— start Items —
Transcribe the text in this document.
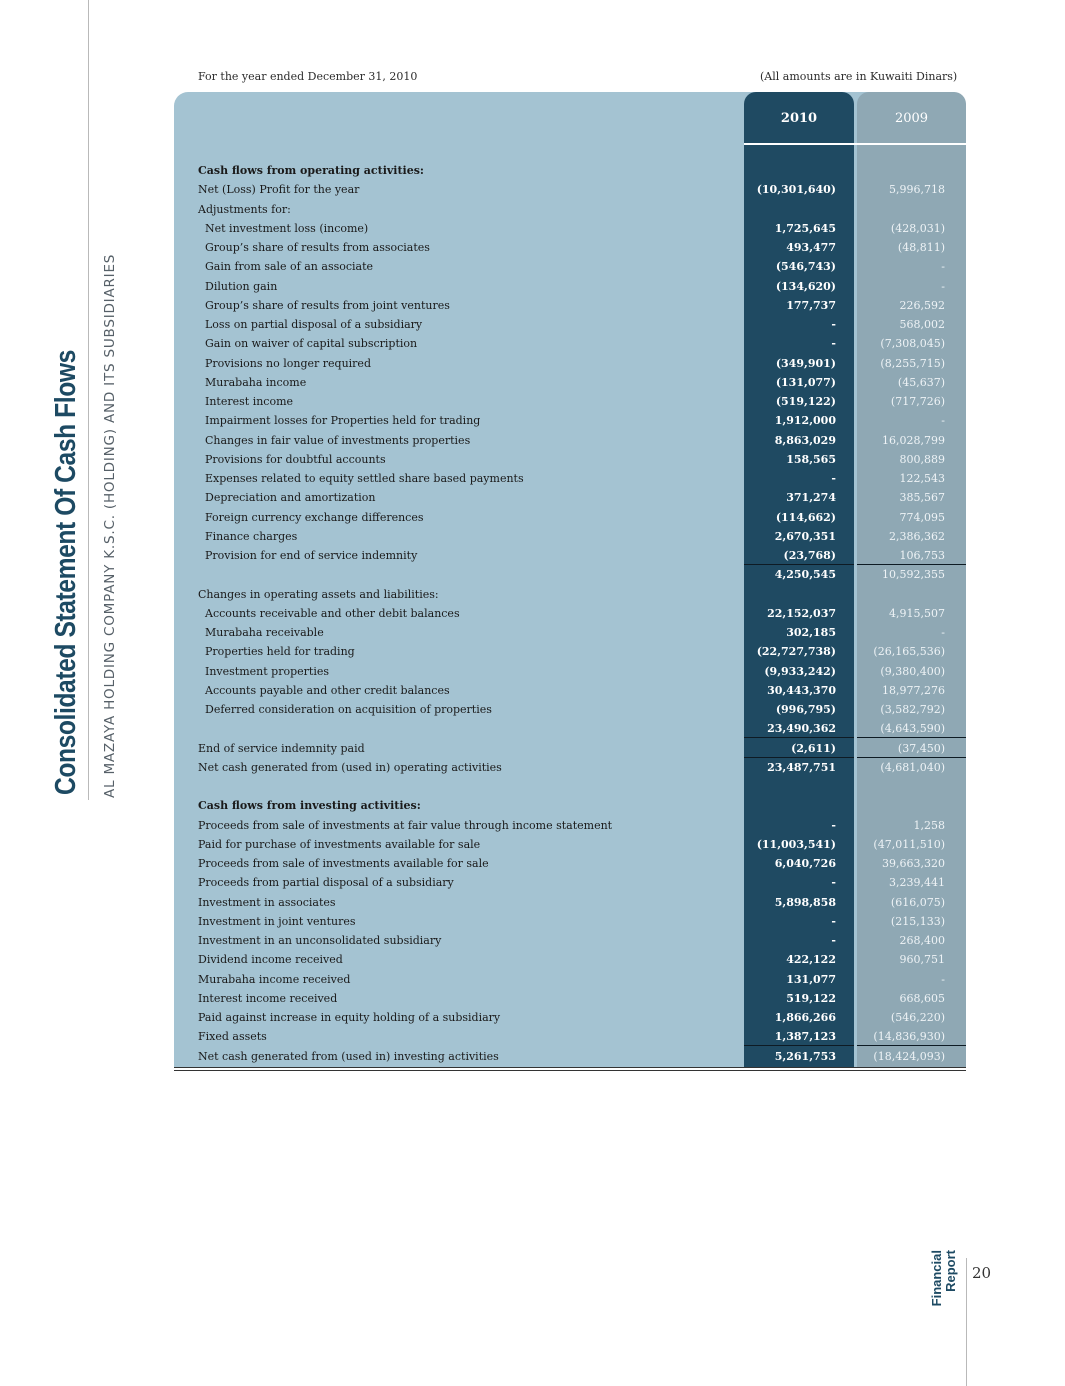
Consolidated Statement Of Cash Flows AL MAZAYA HOLDING COMPANY K.S.C. (HOLDING) AND ITS SUBSIDIARIES
For the year ended December 31, 2010	(All amounts are in Kuwaiti Dinars)
2010	2009
Cash flows from operating activities:
Net (Loss) Profit for the year	(10,301,640)	5,996,718
Adjustments for:
Net investment loss (income)	1,725,645	(428,031)
Group’s share of results from associates	493,477	(48,811)
Gain from sale of an associate	(546,743)	-
Dilution gain	(134,620)	-
Group’s share of results from joint ventures	177,737	226,592
Loss on partial disposal of a subsidiary	-	568,002
Gain on waiver of capital subscription	-	(7,308,045)
Provisions no longer required	(349,901)	(8,255,715)
Murabaha income	(131,077)	(45,637)
Interest income	(519,122)	(717,726)
Impairment losses for Properties held for trading	1,912,000	-
Changes in fair value of investments properties	8,863,029	16,028,799
Provisions for doubtful accounts	158,565	800,889
Expenses related to equity settled share based payments	-	122,543
Depreciation and amortization	371,274	385,567
Foreign currency exchange differences	(114,662)	774,095
Finance charges	2,670,351	2,386,362
Provision for end of service indemnity	(23,768)	106,753
4,250,545	10,592,355
Changes in operating assets and liabilities:
Accounts receivable and other debit balances	22,152,037	4,915,507
Murabaha receivable	302,185	-
Properties held for trading	(22,727,738)	(26,165,536)
Investment properties	(9,933,242)	(9,380,400)
Accounts payable and other credit balances	30,443,370	18,977,276
Deferred consideration on acquisition of properties	(996,795)	(3,582,792)
23,490,362	(4,643,590)
End of service indemnity paid	(2,611)	(37,450)
Net cash generated from (used in) operating activities	23,487,751	(4,681,040)
Cash flows from investing activities:
Proceeds from sale of investments at fair value through income statement	-	1,258
Paid for purchase of investments available for sale	(11,003,541)	(47,011,510)
Proceeds from sale of investments available for sale	6,040,726	39,663,320
Proceeds from partial disposal of a subsidiary	-	3,239,441
Investment in associates	5,898,858	(616,075)
Investment in joint ventures	-	(215,133)
Investment in an unconsolidated subsidiary	-	268,400
Dividend income received	422,122	960,751
Murabaha income received	131,077	-
Interest income received	519,122	668,605
Paid against increase in equity holding of a subsidiary	1,866,266	(546,220)
Fixed assets	1,387,123	(14,836,930)
Net cash generated from (used in) investing activities	5,261,753	(18,424,093)
20
Financial Report
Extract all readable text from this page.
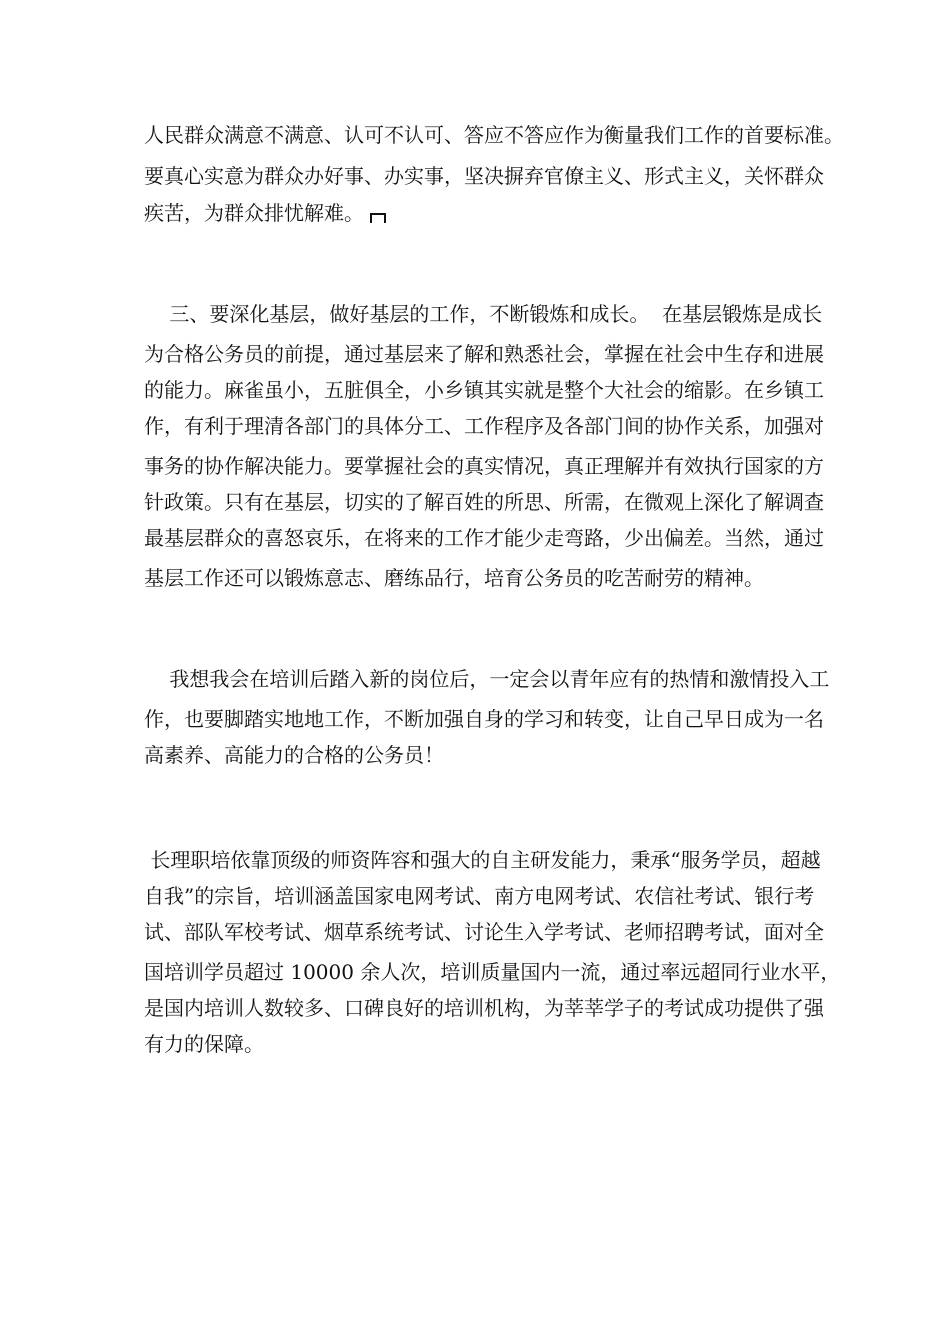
人民群众满意不满意、认可不认可、答应不答应作为衡量我们工作的首要标准。

要真心实意为群众办好事、办实事，坚决摒弃官僚主义、形式主义，关怀群众

疾苦，为群众排忧解难。

三、要深化基层，做好基层的工作，不断锻炼和成长。  在基层锻炼是成长

为合格公务员的前提，通过基层来了解和熟悉社会，掌握在社会中生存和进展

的能力。麻雀虽小，五脏俱全，小乡镇其实就是整个大社会的缩影。在乡镇工

作，有利于理清各部门的具体分工、工作程序及各部门间的协作关系，加强对

事务的协作解决能力。要掌握社会的真实情况，真正理解并有效执行国家的方

针政策。只有在基层，切实的了解百姓的所思、所需，在微观上深化了解调查

最基层群众的喜怒哀乐，在将来的工作才能少走弯路，少出偏差。当然，通过

基层工作还可以锻炼意志、磨练品行，培育公务员的吃苦耐劳的精神。

我想我会在培训后踏入新的岗位后，一定会以青年应有的热情和激情投入工

作，也要脚踏实地地工作，不断加强自身的学习和转变，让自己早日成为一名

高素养、高能力的合格的公务员！

长理职培依靠顶级的师资阵容和强大的自主研发能力，秉承“服务学员，超越

自我”的宗旨，培训涵盖国家电网考试、南方电网考试、农信社考试、银行考

试、部队军校考试、烟草系统考试、讨论生入学考试、老师招聘考试，面对全

国培训学员超过 10000 余人次，培训质量国内一流，通过率远超同行业水平，

是国内培训人数较多、口碑良好的培训机构，为莘莘学子的考试成功提供了强

有力的保障。
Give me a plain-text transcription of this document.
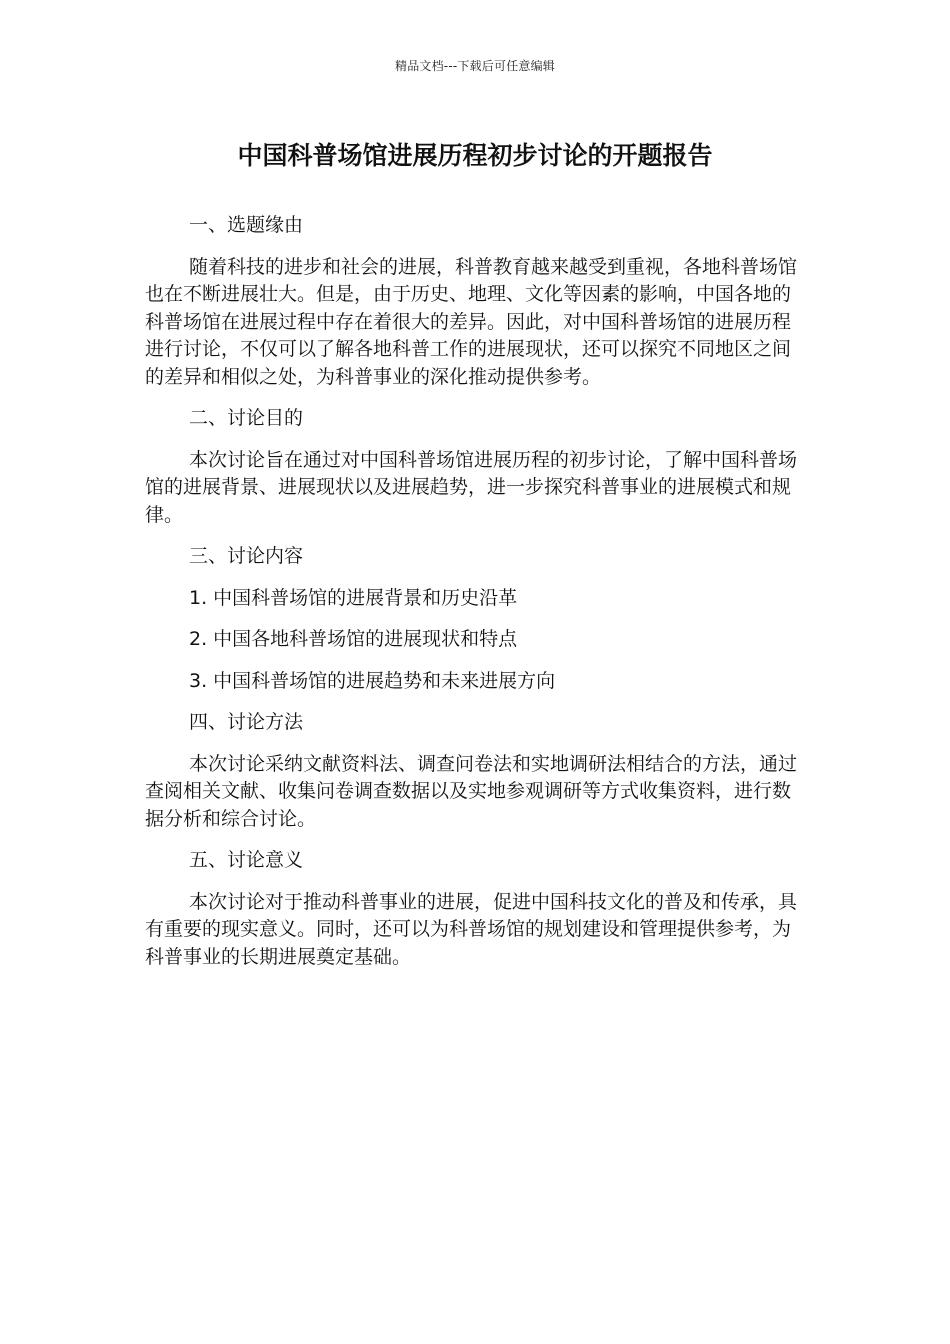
精品文档---下载后可任意编辑
中国科普场馆进展历程初步讨论的开题报告

一、选题缘由

随着科技的进步和社会的进展，科普教育越来越受到重视，各地科普场馆也在不断进展壮大。但是，由于历史、地理、文化等因素的影响，中国各地的科普场馆在进展过程中存在着很大的差异。因此，对中国科普场馆的进展历程进行讨论，不仅可以了解各地科普工作的进展现状，还可以探究不同地区之间的差异和相似之处，为科普事业的深化推动提供参考。

二、讨论目的

本次讨论旨在通过对中国科普场馆进展历程的初步讨论，了解中国科普场馆的进展背景、进展现状以及进展趋势，进一步探究科普事业的进展模式和规律。

三、讨论内容

1. 中国科普场馆的进展背景和历史沿革

2. 中国各地科普场馆的进展现状和特点

3. 中国科普场馆的进展趋势和未来进展方向

四、讨论方法

本次讨论采纳文献资料法、调查问卷法和实地调研法相结合的方法，通过查阅相关文献、收集问卷调查数据以及实地参观调研等方式收集资料，进行数据分析和综合讨论。

五、讨论意义

本次讨论对于推动科普事业的进展，促进中国科技文化的普及和传承，具有重要的现实意义。同时，还可以为科普场馆的规划建设和管理提供参考，为科普事业的长期进展奠定基础。
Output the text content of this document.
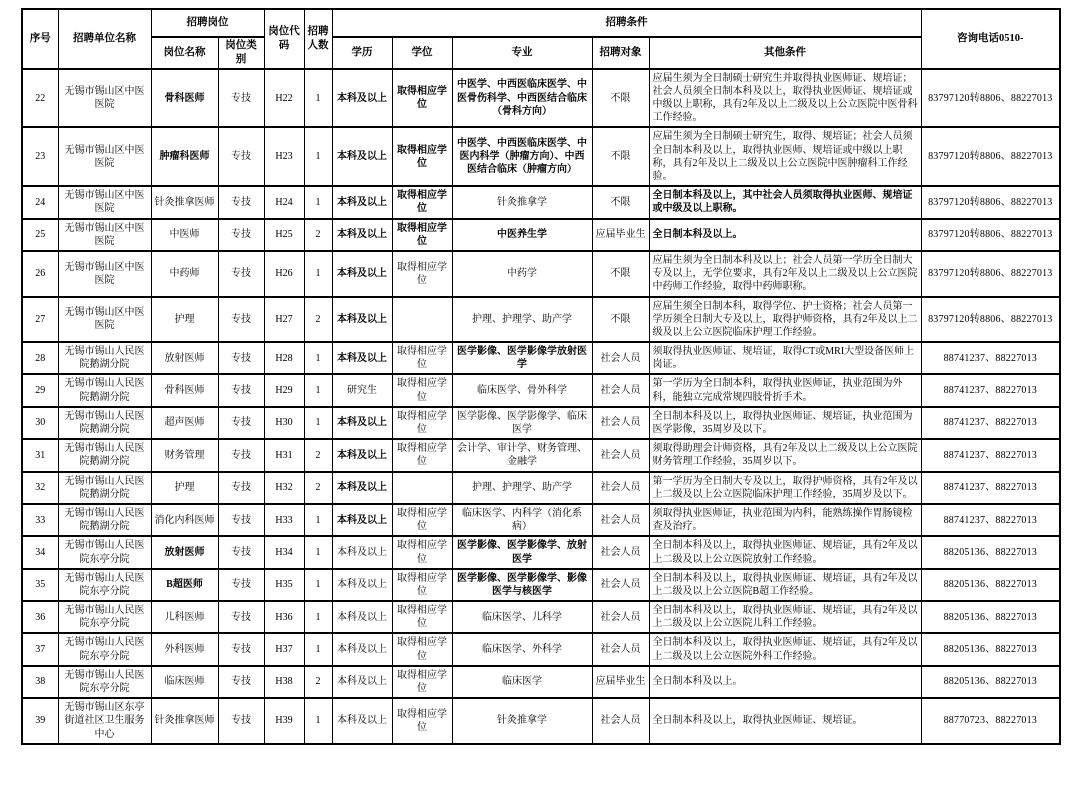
序号	招聘单位名称	招聘岗位		岗位代码	招聘人数	招聘条件					咨询电话0510-
		岗位名称	岗位类别			学历	学位	专业	招聘对象	其他条件	
22	无锡市锡山区中医医院	骨科医师	专技	H22	1	本科及以上	取得相应学位	中医学、中西医临床医学、中医骨伤科学、中西医结合临床（骨科方向）	不限	应届生须为全日制硕士研究生并取得执业医师证、规培证；社会人员须全日制本科及以上，取得执业医师证、规培证或中级以上职称，具有2年及以上二级及以上公立医院中医骨科工作经验。	83797120转8806、88227013
23	无锡市锡山区中医医院	肿瘤科医师	专技	H23	1	本科及以上	取得相应学位	中医学、中西医临床医学、中医内科学（肿瘤方向）、中西医结合临床（肿瘤方向）	不限	应届生须为全日制硕士研究生，取得、规培证；社会人员须全日制本科及以上，取得执业医师、规培证或中级以上职称，具有2年及以上二级及以上公立医院中医肿瘤科工作经验。	83797120转8806、88227013
24	无锡市锡山区中医医院	针灸推拿医师	专技	H24	1	本科及以上	取得相应学位	针灸推拿学	不限	全日制本科及以上，其中社会人员须取得执业医师、规培证或中级及以上职称。	83797120转8806、88227013
25	无锡市锡山区中医医院	中医师	专技	H25	2	本科及以上	取得相应学位	中医养生学	应届毕业生	全日制本科及以上。	83797120转8806、88227013
26	无锡市锡山区中医医院	中药师	专技	H26	1	本科及以上	取得相应学位	中药学	不限	应届生须为全日制本科及以上；社会人员第一学历全日制大专及以上，无学位要求，具有2年及以上二级及以上公立医院中药师工作经验，取得中药师职称。	83797120转8806、88227013
27	无锡市锡山区中医医院	护理	专技	H27	2	本科及以上		护理、护理学、助产学	不限	应届生须全日制本科，取得学位、护士资格；社会人员第一学历须全日制大专及以上，取得护师资格，具有2年及以上二级及以上公立医院临床护理工作经验。	83797120转8806、88227013
28	无锡市锡山人民医院鹅湖分院	放射医师	专技	H28	1	本科及以上	取得相应学位	医学影像、医学影像学放射医学	社会人员	须取得执业医师证、规培证，取得CT或MRI大型设备医师上岗证。	88741237、88227013
29	无锡市锡山人民医院鹅湖分院	骨科医师	专技	H29	1	研究生	取得相应学位	临床医学、骨外科学	社会人员	第一学历为全日制本科，取得执业医师证，执业范围为外科，能独立完成常规四肢骨折手术。	88741237、88227013
30	无锡市锡山人民医院鹅湖分院	超声医师	专技	H30	1	本科及以上	取得相应学位	医学影像、医学影像学、临床医学	社会人员	全日制本科及以上，取得执业医师证、规培证，执业范围为医学影像，35周岁及以下。	88741237、88227013
31	无锡市锡山人民医院鹅湖分院	财务管理	专技	H31	2	本科及以上	取得相应学位	会计学、审计学、财务管理、金融学	社会人员	须取得助理会计师资格，具有2年及以上二级及以上公立医院财务管理工作经验，35周岁以下。	88741237、88227013
32	无锡市锡山人民医院鹅湖分院	护理	专技	H32	2	本科及以上		护理、护理学、助产学	社会人员	第一学历为全日制大专及以上，取得护师资格，具有2年及以上二级及以上公立医院临床护理工作经验，35周岁及以下。	88741237、88227013
33	无锡市锡山人民医院鹅湖分院	消化内科医师	专技	H33	1	本科及以上	取得相应学位	临床医学、内科学（消化系病）	社会人员	须取得执业医师证，执业范围为内科，能熟练操作胃肠镜检查及治疗。	88741237、88227013
34	无锡市锡山人民医院东亭分院	放射医师	专技	H34	1	本科及以上	取得相应学位	医学影像、医学影像学、放射医学	社会人员	全日制本科及以上，取得执业医师证、规培证，具有2年及以上二级及以上公立医院放射工作经验。	88205136、88227013
35	无锡市锡山人民医院东亭分院	B超医师	专技	H35	1	本科及以上	取得相应学位	医学影像、医学影像学、影像医学与核医学	社会人员	全日制本科及以上，取得执业医师证、规培证，具有2年及以上二级及以上公立医院B超工作经验。	88205136、88227013
36	无锡市锡山人民医院东亭分院	儿科医师	专技	H36	1	本科及以上	取得相应学位	临床医学、儿科学	社会人员	全日制本科及以上，取得执业医师证、规培证，具有2年及以上二级及以上公立医院儿科工作经验。	88205136、88227013
37	无锡市锡山人民医院东亭分院	外科医师	专技	H37	1	本科及以上	取得相应学位	临床医学、外科学	社会人员	全日制本科及以上，取得执业医师证、规培证，具有2年及以上二级及以上公立医院外科工作经验。	88205136、88227013
38	无锡市锡山人民医院东亭分院	临床医师	专技	H38	2	本科及以上	取得相应学位	临床医学	应届毕业生	全日制本科及以上。	88205136、88227013
39	无锡市锡山区东亭街道社区卫生服务中心	针灸推拿医师	专技	H39	1	本科及以上	取得相应学位	针灸推拿学	社会人员	全日制本科及以上，取得执业医师证、规培证。	88770723、88227013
— end Items —
Directive — Report each line in the preceding entries that holds the string "fair".

Problem solution —
Changes in fair value of investments properties	8,863,029	16,028,799
Proceeds from sale of investments at fair value through income statement	-	1,258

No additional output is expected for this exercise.